**GIVEN ENTRIES:**

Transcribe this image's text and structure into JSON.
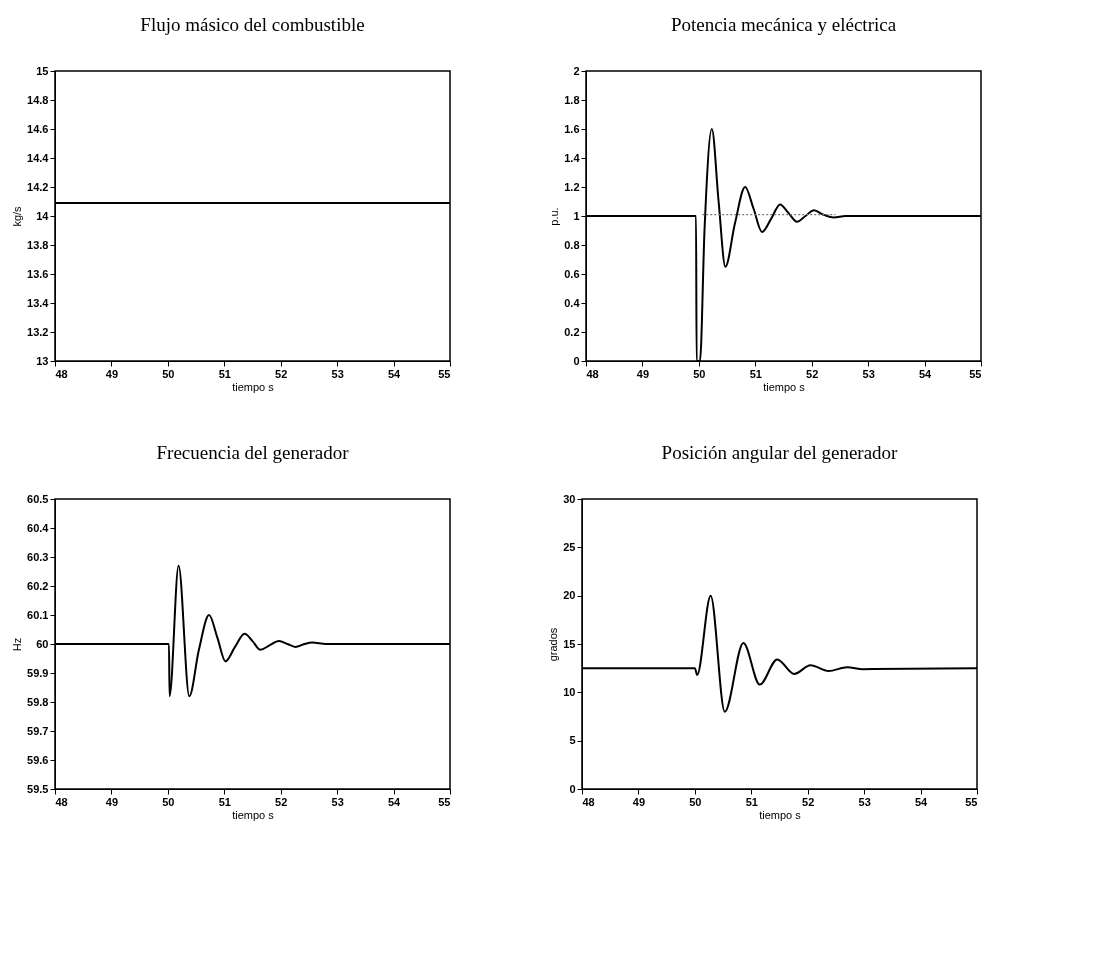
{
  "chart_data": [
    {
      "type": "line",
      "title": "Flujo másico del combustible",
      "xlabel": "tiempo s",
      "ylabel": "kg/s",
      "xlim": [
        48,
        55
      ],
      "xticks": [
        48,
        49,
        50,
        51,
        52,
        53,
        54,
        55
      ],
      "ylim": [
        13,
        15
      ],
      "yticks": [
        13,
        13.2,
        13.4,
        13.6,
        13.8,
        14,
        14.2,
        14.4,
        14.6,
        14.8,
        15
      ],
      "series": [
        {
          "color": "#000000",
          "x": [
            48,
            55
          ],
          "values": [
            14.09,
            14.09
          ]
        }
      ]
    },
    {
      "type": "line",
      "title": "Potencia mecánica y eléctrica",
      "xlabel": "tiempo s",
      "ylabel": "p.u.",
      "xlim": [
        48,
        55
      ],
      "xticks": [
        48,
        49,
        50,
        51,
        52,
        53,
        54,
        55
      ],
      "ylim": [
        0,
        2
      ],
      "yticks": [
        0,
        0.2,
        0.4,
        0.6,
        0.8,
        1,
        1.2,
        1.4,
        1.6,
        1.8,
        2
      ],
      "series": [
        {
          "color": "#000000",
          "x": [
            48,
            49.95,
            49.96,
            50.02,
            50.1,
            50.23,
            50.35,
            50.47,
            50.64,
            50.82,
            50.97,
            51.12,
            51.28,
            51.44,
            51.59,
            51.74,
            51.89,
            52.04,
            52.2,
            52.39,
            52.6,
            55
          ],
          "values": [
            1,
            1,
            0,
            0,
            0.9,
            1.6,
            1.1,
            0.65,
            0.95,
            1.2,
            1.05,
            0.89,
            0.98,
            1.08,
            1.02,
            0.96,
            1,
            1.04,
            1.01,
            0.99,
            1,
            1
          ]
        },
        {
          "color": "#777777",
          "line_style": "dotted",
          "x": [
            50.06,
            52.42
          ],
          "values": [
            1.01,
            1.01
          ]
        }
      ]
    },
    {
      "type": "line",
      "title": "Frecuencia del generador",
      "xlabel": "tiempo s",
      "ylabel": "Hz",
      "xlim": [
        48,
        55
      ],
      "xticks": [
        48,
        49,
        50,
        51,
        52,
        53,
        54,
        55
      ],
      "ylim": [
        59.5,
        60.5
      ],
      "yticks": [
        59.5,
        59.6,
        59.7,
        59.8,
        59.9,
        60,
        60.1,
        60.2,
        60.3,
        60.4,
        60.5
      ],
      "series": [
        {
          "color": "#000000",
          "x": [
            48,
            50.02,
            50.03,
            50.19,
            50.38,
            50.55,
            50.73,
            50.88,
            51.02,
            51.19,
            51.36,
            51.5,
            51.64,
            51.8,
            51.97,
            52.12,
            52.26,
            52.42,
            52.56,
            52.8,
            55
          ],
          "values": [
            60,
            60,
            59.82,
            60.27,
            59.82,
            59.98,
            60.1,
            60.02,
            59.94,
            59.99,
            60.035,
            60.01,
            59.98,
            59.995,
            60.01,
            60,
            59.99,
            60,
            60.005,
            60,
            60
          ]
        }
      ]
    },
    {
      "type": "line",
      "title": "Posición angular del generador",
      "xlabel": "tiempo s",
      "ylabel": "grados",
      "xlim": [
        48,
        55
      ],
      "xticks": [
        48,
        49,
        50,
        51,
        52,
        53,
        54,
        55
      ],
      "ylim": [
        0,
        30
      ],
      "yticks": [
        0,
        5,
        10,
        15,
        20,
        25,
        30
      ],
      "series": [
        {
          "color": "#000000",
          "x": [
            48,
            50,
            50.04,
            50.28,
            50.53,
            50.86,
            51.15,
            51.46,
            51.76,
            52.05,
            52.37,
            52.7,
            52.98,
            55
          ],
          "values": [
            12.5,
            12.5,
            11.8,
            20,
            8,
            15.1,
            10.8,
            13.4,
            11.9,
            12.8,
            12.2,
            12.6,
            12.4,
            12.5
          ]
        }
      ]
    }
  ]
}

**TASK STATEMENT:** Transcribe the listing in full and omit the pictures.

**RESULT FOR THIS EXERCISE:**
Transcribe this image's text and structure into JSON.
{
  "chart_data": [
    {
      "type": "line",
      "title": "Flujo másico del combustible",
      "xlabel": "tiempo s",
      "ylabel": "kg/s",
      "xlim": [
        48,
        55
      ],
      "xticks": [
        48,
        49,
        50,
        51,
        52,
        53,
        54,
        55
      ],
      "ylim": [
        13,
        15
      ],
      "yticks": [
        13,
        13.2,
        13.4,
        13.6,
        13.8,
        14,
        14.2,
        14.4,
        14.6,
        14.8,
        15
      ],
      "series": [
        {
          "color": "#000000",
          "x": [
            48,
            55
          ],
          "values": [
            14.09,
            14.09
          ]
        }
      ]
    },
    {
      "type": "line",
      "title": "Potencia mecánica y eléctrica",
      "xlabel": "tiempo s",
      "ylabel": "p.u.",
      "xlim": [
        48,
        55
      ],
      "xticks": [
        48,
        49,
        50,
        51,
        52,
        53,
        54,
        55
      ],
      "ylim": [
        0,
        2
      ],
      "yticks": [
        0,
        0.2,
        0.4,
        0.6,
        0.8,
        1,
        1.2,
        1.4,
        1.6,
        1.8,
        2
      ],
      "series": [
        {
          "color": "#000000",
          "x": [
            48,
            49.95,
            49.96,
            50.02,
            50.1,
            50.23,
            50.35,
            50.47,
            50.64,
            50.82,
            50.97,
            51.12,
            51.28,
            51.44,
            51.59,
            51.74,
            51.89,
            52.04,
            52.2,
            52.39,
            52.6,
            55
          ],
          "values": [
            1,
            1,
            0,
            0,
            0.9,
            1.6,
            1.1,
            0.65,
            0.95,
            1.2,
            1.05,
            0.89,
            0.98,
            1.08,
            1.02,
            0.96,
            1,
            1.04,
            1.01,
            0.99,
            1,
            1
          ]
        },
        {
          "color": "#777777",
          "line_style": "dotted",
          "x": [
            50.06,
            52.42
          ],
          "values": [
            1.01,
            1.01
          ]
        }
      ]
    },
    {
      "type": "line",
      "title": "Frecuencia del generador",
      "xlabel": "tiempo s",
      "ylabel": "Hz",
      "xlim": [
        48,
        55
      ],
      "xticks": [
        48,
        49,
        50,
        51,
        52,
        53,
        54,
        55
      ],
      "ylim": [
        59.5,
        60.5
      ],
      "yticks": [
        59.5,
        59.6,
        59.7,
        59.8,
        59.9,
        60,
        60.1,
        60.2,
        60.3,
        60.4,
        60.5
      ],
      "series": [
        {
          "color": "#000000",
          "x": [
            48,
            50.02,
            50.03,
            50.19,
            50.38,
            50.55,
            50.73,
            50.88,
            51.02,
            51.19,
            51.36,
            51.5,
            51.64,
            51.8,
            51.97,
            52.12,
            52.26,
            52.42,
            52.56,
            52.8,
            55
          ],
          "values": [
            60,
            60,
            59.82,
            60.27,
            59.82,
            59.98,
            60.1,
            60.02,
            59.94,
            59.99,
            60.035,
            60.01,
            59.98,
            59.995,
            60.01,
            60,
            59.99,
            60,
            60.005,
            60,
            60
          ]
        }
      ]
    },
    {
      "type": "line",
      "title": "Posición angular del generador",
      "xlabel": "tiempo s",
      "ylabel": "grados",
      "xlim": [
        48,
        55
      ],
      "xticks": [
        48,
        49,
        50,
        51,
        52,
        53,
        54,
        55
      ],
      "ylim": [
        0,
        30
      ],
      "yticks": [
        0,
        5,
        10,
        15,
        20,
        25,
        30
      ],
      "series": [
        {
          "color": "#000000",
          "x": [
            48,
            50,
            50.04,
            50.28,
            50.53,
            50.86,
            51.15,
            51.46,
            51.76,
            52.05,
            52.37,
            52.7,
            52.98,
            55
          ],
          "values": [
            12.5,
            12.5,
            11.8,
            20,
            8,
            15.1,
            10.8,
            13.4,
            11.9,
            12.8,
            12.2,
            12.6,
            12.4,
            12.5
          ]
        }
      ]
    }
  ]
}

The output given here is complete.